**OBJECTIVE:**
Extract the final stretch of the data: the line that contains "What does this" and every line after it, unaltered, and no other lines.

**ITEMS:**
START
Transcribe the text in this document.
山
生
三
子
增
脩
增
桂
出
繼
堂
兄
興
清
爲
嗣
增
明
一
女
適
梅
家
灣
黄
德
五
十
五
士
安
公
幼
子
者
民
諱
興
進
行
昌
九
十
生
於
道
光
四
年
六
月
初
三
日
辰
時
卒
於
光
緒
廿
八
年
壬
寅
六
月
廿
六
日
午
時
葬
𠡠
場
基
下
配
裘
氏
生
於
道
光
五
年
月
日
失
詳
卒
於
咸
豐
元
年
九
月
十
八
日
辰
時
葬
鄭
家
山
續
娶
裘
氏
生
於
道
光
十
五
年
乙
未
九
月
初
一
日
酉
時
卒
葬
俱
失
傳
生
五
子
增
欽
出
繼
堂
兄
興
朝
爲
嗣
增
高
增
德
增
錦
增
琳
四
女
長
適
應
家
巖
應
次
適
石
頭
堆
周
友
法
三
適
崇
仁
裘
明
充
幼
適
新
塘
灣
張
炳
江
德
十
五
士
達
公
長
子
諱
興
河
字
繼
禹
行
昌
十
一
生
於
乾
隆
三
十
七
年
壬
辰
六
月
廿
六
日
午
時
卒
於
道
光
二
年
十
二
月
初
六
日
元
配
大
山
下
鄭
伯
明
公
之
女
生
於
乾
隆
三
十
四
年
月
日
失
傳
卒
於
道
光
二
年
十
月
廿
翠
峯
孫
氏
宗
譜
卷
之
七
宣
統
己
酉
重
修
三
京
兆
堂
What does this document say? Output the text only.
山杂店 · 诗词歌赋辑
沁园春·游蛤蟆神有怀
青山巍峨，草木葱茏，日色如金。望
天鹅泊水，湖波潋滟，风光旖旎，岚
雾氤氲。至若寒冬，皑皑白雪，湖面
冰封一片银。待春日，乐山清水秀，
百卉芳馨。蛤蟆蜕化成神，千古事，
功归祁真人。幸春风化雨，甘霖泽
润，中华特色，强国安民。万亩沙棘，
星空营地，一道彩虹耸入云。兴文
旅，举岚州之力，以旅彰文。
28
END
**ANSWER:**
What does this document say? Output the text only.
山杂店 · 诗词歌赋辑
沁园春·游蛤蟆神有怀
青山巍峨，草木葱茏，日色如金。望
天鹅泊水，湖波潋滟，风光旖旎，岚
雾氤氲。至若寒冬，皑皑白雪，湖面
冰封一片银。待春日，乐山清水秀，
百卉芳馨。蛤蟆蜕化成神，千古事，
功归祁真人。幸春风化雨，甘霖泽
润，中华特色，强国安民。万亩沙棘，
星空营地，一道彩虹耸入云。兴文
旅，举岚州之力，以旅彰文。
28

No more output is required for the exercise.